▶ _INSTRUCTIONS FOR THE TASK_:
The data below must be copied in full and without any change.
[start EXERCISE MATERIAL]
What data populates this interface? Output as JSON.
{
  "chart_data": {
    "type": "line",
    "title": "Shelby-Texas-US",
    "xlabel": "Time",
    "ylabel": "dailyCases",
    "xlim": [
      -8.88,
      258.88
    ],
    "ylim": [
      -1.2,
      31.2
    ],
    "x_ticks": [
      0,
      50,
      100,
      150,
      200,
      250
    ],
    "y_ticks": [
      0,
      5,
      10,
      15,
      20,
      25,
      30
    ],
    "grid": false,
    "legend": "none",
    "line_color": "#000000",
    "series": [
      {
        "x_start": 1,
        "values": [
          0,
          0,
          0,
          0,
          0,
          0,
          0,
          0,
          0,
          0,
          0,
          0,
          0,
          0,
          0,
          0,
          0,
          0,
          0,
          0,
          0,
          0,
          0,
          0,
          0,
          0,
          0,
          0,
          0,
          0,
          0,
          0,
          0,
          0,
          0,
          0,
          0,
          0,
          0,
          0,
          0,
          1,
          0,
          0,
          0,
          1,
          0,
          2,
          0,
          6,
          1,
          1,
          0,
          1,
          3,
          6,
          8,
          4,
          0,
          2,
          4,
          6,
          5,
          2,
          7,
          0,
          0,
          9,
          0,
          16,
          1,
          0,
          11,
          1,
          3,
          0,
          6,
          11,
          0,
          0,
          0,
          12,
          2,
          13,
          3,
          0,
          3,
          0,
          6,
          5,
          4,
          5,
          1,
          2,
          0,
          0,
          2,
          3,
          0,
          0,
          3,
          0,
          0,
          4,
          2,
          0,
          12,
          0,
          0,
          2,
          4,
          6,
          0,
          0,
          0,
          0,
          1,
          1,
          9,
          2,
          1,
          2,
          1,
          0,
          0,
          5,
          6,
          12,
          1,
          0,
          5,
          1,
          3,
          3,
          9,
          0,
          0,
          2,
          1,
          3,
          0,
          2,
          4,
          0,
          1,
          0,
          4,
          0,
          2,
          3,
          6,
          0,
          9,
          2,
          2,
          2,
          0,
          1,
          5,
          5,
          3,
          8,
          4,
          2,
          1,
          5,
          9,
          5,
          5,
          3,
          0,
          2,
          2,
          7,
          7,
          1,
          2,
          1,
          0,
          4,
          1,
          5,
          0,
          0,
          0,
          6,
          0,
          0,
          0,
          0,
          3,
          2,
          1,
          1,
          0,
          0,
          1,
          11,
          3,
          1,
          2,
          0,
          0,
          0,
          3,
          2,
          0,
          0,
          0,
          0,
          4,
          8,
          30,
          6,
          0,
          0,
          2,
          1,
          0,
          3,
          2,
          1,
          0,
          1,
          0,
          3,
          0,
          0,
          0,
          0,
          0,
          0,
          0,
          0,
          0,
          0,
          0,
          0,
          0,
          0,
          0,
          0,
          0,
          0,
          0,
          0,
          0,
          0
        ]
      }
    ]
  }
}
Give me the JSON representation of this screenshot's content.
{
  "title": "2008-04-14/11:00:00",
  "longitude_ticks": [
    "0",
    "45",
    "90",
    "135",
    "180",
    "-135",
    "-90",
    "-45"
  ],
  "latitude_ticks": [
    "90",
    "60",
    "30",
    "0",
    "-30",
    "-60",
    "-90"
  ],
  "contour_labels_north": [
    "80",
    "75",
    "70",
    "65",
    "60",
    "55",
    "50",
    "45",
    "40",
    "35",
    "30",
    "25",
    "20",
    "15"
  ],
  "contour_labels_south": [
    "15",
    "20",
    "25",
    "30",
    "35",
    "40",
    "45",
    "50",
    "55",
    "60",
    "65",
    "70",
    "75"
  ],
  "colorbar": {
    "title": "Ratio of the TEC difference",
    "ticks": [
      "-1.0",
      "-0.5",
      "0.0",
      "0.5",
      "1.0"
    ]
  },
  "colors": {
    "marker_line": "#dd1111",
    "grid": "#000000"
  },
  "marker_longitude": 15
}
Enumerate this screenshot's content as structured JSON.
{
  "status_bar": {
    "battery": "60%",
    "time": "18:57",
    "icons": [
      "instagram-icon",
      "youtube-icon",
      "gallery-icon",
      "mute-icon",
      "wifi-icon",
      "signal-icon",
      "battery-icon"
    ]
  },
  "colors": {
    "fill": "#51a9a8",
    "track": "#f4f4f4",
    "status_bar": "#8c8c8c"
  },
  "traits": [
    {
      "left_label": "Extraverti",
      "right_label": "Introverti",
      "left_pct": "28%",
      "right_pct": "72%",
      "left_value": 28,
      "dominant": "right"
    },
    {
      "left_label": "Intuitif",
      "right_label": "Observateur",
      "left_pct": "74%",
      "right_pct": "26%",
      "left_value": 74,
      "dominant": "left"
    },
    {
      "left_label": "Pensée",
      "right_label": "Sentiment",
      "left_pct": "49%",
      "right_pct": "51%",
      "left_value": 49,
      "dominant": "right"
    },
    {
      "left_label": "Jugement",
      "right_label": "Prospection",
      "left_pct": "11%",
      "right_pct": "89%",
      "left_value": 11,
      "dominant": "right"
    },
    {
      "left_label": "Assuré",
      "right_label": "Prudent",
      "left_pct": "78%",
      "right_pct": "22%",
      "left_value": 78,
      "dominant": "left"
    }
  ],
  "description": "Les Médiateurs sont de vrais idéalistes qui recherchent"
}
[end EXERCISE MATERIAL]
▶ _FINISHED ANSWER_:
What data populates this interface? Output as JSON.
{
  "chart_data": {
    "type": "line",
    "title": "Shelby-Texas-US",
    "xlabel": "Time",
    "ylabel": "dailyCases",
    "xlim": [
      -8.88,
      258.88
    ],
    "ylim": [
      -1.2,
      31.2
    ],
    "x_ticks": [
      0,
      50,
      100,
      150,
      200,
      250
    ],
    "y_ticks": [
      0,
      5,
      10,
      15,
      20,
      25,
      30
    ],
    "grid": false,
    "legend": "none",
    "line_color": "#000000",
    "series": [
      {
        "x_start": 1,
        "values": [
          0,
          0,
          0,
          0,
          0,
          0,
          0,
          0,
          0,
          0,
          0,
          0,
          0,
          0,
          0,
          0,
          0,
          0,
          0,
          0,
          0,
          0,
          0,
          0,
          0,
          0,
          0,
          0,
          0,
          0,
          0,
          0,
          0,
          0,
          0,
          0,
          0,
          0,
          0,
          0,
          0,
          1,
          0,
          0,
          0,
          1,
          0,
          2,
          0,
          6,
          1,
          1,
          0,
          1,
          3,
          6,
          8,
          4,
          0,
          2,
          4,
          6,
          5,
          2,
          7,
          0,
          0,
          9,
          0,
          16,
          1,
          0,
          11,
          1,
          3,
          0,
          6,
          11,
          0,
          0,
          0,
          12,
          2,
          13,
          3,
          0,
          3,
          0,
          6,
          5,
          4,
          5,
          1,
          2,
          0,
          0,
          2,
          3,
          0,
          0,
          3,
          0,
          0,
          4,
          2,
          0,
          12,
          0,
          0,
          2,
          4,
          6,
          0,
          0,
          0,
          0,
          1,
          1,
          9,
          2,
          1,
          2,
          1,
          0,
          0,
          5,
          6,
          12,
          1,
          0,
          5,
          1,
          3,
          3,
          9,
          0,
          0,
          2,
          1,
          3,
          0,
          2,
          4,
          0,
          1,
          0,
          4,
          0,
          2,
          3,
          6,
          0,
          9,
          2,
          2,
          2,
          0,
          1,
          5,
          5,
          3,
          8,
          4,
          2,
          1,
          5,
          9,
          5,
          5,
          3,
          0,
          2,
          2,
          7,
          7,
          1,
          2,
          1,
          0,
          4,
          1,
          5,
          0,
          0,
          0,
          6,
          0,
          0,
          0,
          0,
          3,
          2,
          1,
          1,
          0,
          0,
          1,
          11,
          3,
          1,
          2,
          0,
          0,
          0,
          3,
          2,
          0,
          0,
          0,
          0,
          4,
          8,
          30,
          6,
          0,
          0,
          2,
          1,
          0,
          3,
          2,
          1,
          0,
          1,
          0,
          3,
          0,
          0,
          0,
          0,
          0,
          0,
          0,
          0,
          0,
          0,
          0,
          0,
          0,
          0,
          0,
          0,
          0,
          0,
          0,
          0,
          0,
          0
        ]
      }
    ]
  }
}
Give me the JSON representation of this screenshot's content.
{
  "title": "2008-04-14/11:00:00",
  "longitude_ticks": [
    "0",
    "45",
    "90",
    "135",
    "180",
    "-135",
    "-90",
    "-45"
  ],
  "latitude_ticks": [
    "90",
    "60",
    "30",
    "0",
    "-30",
    "-60",
    "-90"
  ],
  "contour_labels_north": [
    "80",
    "75",
    "70",
    "65",
    "60",
    "55",
    "50",
    "45",
    "40",
    "35",
    "30",
    "25",
    "20",
    "15"
  ],
  "contour_labels_south": [
    "15",
    "20",
    "25",
    "30",
    "35",
    "40",
    "45",
    "50",
    "55",
    "60",
    "65",
    "70",
    "75"
  ],
  "colorbar": {
    "title": "Ratio of the TEC difference",
    "ticks": [
      "-1.0",
      "-0.5",
      "0.0",
      "0.5",
      "1.0"
    ]
  },
  "colors": {
    "marker_line": "#dd1111",
    "grid": "#000000"
  },
  "marker_longitude": 15
}
Enumerate this screenshot's content as structured JSON.
{
  "status_bar": {
    "battery": "60%",
    "time": "18:57",
    "icons": [
      "instagram-icon",
      "youtube-icon",
      "gallery-icon",
      "mute-icon",
      "wifi-icon",
      "signal-icon",
      "battery-icon"
    ]
  },
  "colors": {
    "fill": "#51a9a8",
    "track": "#f4f4f4",
    "status_bar": "#8c8c8c"
  },
  "traits": [
    {
      "left_label": "Extraverti",
      "right_label": "Introverti",
      "left_pct": "28%",
      "right_pct": "72%",
      "left_value": 28,
      "dominant": "right"
    },
    {
      "left_label": "Intuitif",
      "right_label": "Observateur",
      "left_pct": "74%",
      "right_pct": "26%",
      "left_value": 74,
      "dominant": "left"
    },
    {
      "left_label": "Pensée",
      "right_label": "Sentiment",
      "left_pct": "49%",
      "right_pct": "51%",
      "left_value": 49,
      "dominant": "right"
    },
    {
      "left_label": "Jugement",
      "right_label": "Prospection",
      "left_pct": "11%",
      "right_pct": "89%",
      "left_value": 11,
      "dominant": "right"
    },
    {
      "left_label": "Assuré",
      "right_label": "Prudent",
      "left_pct": "78%",
      "right_pct": "22%",
      "left_value": 78,
      "dominant": "left"
    }
  ],
  "description": "Les Médiateurs sont de vrais idéalistes qui recherchent"
}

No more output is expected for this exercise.